In your copy, repeat the records exactly and leave out the pictures.

** begin **

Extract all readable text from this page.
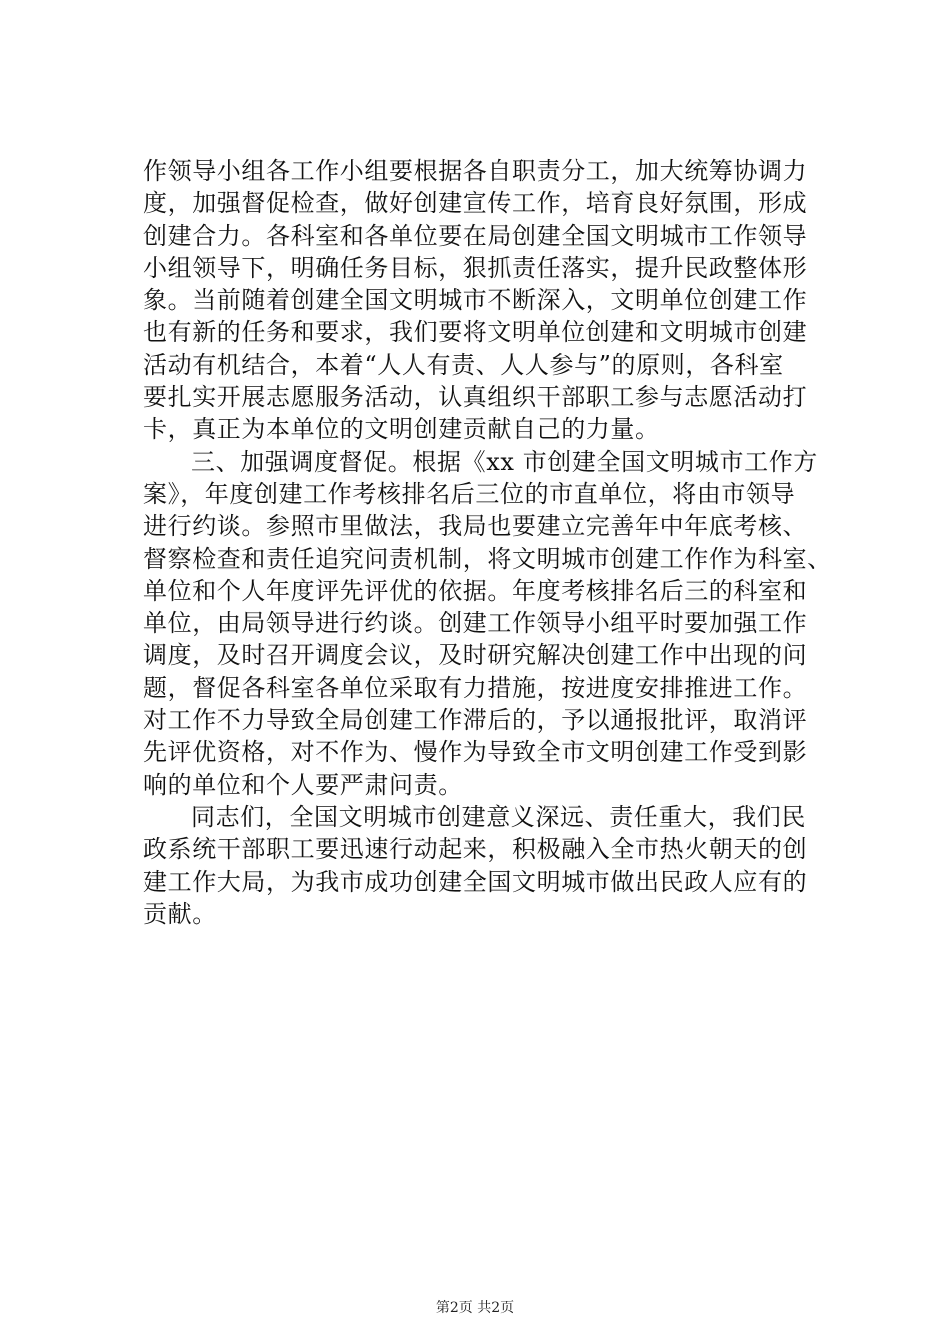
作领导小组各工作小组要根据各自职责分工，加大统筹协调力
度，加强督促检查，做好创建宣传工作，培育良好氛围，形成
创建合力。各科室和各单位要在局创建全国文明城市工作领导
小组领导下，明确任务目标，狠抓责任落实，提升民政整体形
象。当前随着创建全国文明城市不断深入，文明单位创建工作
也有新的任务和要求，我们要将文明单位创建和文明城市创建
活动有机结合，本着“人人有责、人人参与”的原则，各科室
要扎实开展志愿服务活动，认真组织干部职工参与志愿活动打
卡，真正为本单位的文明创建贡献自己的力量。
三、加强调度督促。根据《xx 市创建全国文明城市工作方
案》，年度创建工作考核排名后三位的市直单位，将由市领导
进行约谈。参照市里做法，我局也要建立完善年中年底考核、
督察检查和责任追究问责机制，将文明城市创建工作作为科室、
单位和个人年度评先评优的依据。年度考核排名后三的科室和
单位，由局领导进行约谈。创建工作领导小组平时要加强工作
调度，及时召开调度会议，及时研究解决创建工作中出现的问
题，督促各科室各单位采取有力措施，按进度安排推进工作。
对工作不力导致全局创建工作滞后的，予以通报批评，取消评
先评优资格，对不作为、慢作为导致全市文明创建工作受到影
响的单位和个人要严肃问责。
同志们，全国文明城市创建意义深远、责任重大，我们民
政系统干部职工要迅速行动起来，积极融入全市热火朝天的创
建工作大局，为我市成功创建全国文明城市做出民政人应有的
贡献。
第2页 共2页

** end **

§ Result:
Extract all readable text from this page.
作领导小组各工作小组要根据各自职责分工，加大统筹协调力
度，加强督促检查，做好创建宣传工作，培育良好氛围，形成
创建合力。各科室和各单位要在局创建全国文明城市工作领导
小组领导下，明确任务目标，狠抓责任落实，提升民政整体形
象。当前随着创建全国文明城市不断深入，文明单位创建工作
也有新的任务和要求，我们要将文明单位创建和文明城市创建
活动有机结合，本着“人人有责、人人参与”的原则，各科室
要扎实开展志愿服务活动，认真组织干部职工参与志愿活动打
卡，真正为本单位的文明创建贡献自己的力量。
三、加强调度督促。根据《xx 市创建全国文明城市工作方
案》，年度创建工作考核排名后三位的市直单位，将由市领导
进行约谈。参照市里做法，我局也要建立完善年中年底考核、
督察检查和责任追究问责机制，将文明城市创建工作作为科室、
单位和个人年度评先评优的依据。年度考核排名后三的科室和
单位，由局领导进行约谈。创建工作领导小组平时要加强工作
调度，及时召开调度会议，及时研究解决创建工作中出现的问
题，督促各科室各单位采取有力措施，按进度安排推进工作。
对工作不力导致全局创建工作滞后的，予以通报批评，取消评
先评优资格，对不作为、慢作为导致全市文明创建工作受到影
响的单位和个人要严肃问责。
同志们，全国文明城市创建意义深远、责任重大，我们民
政系统干部职工要迅速行动起来，积极融入全市热火朝天的创
建工作大局，为我市成功创建全国文明城市做出民政人应有的
贡献。
第2页 共2页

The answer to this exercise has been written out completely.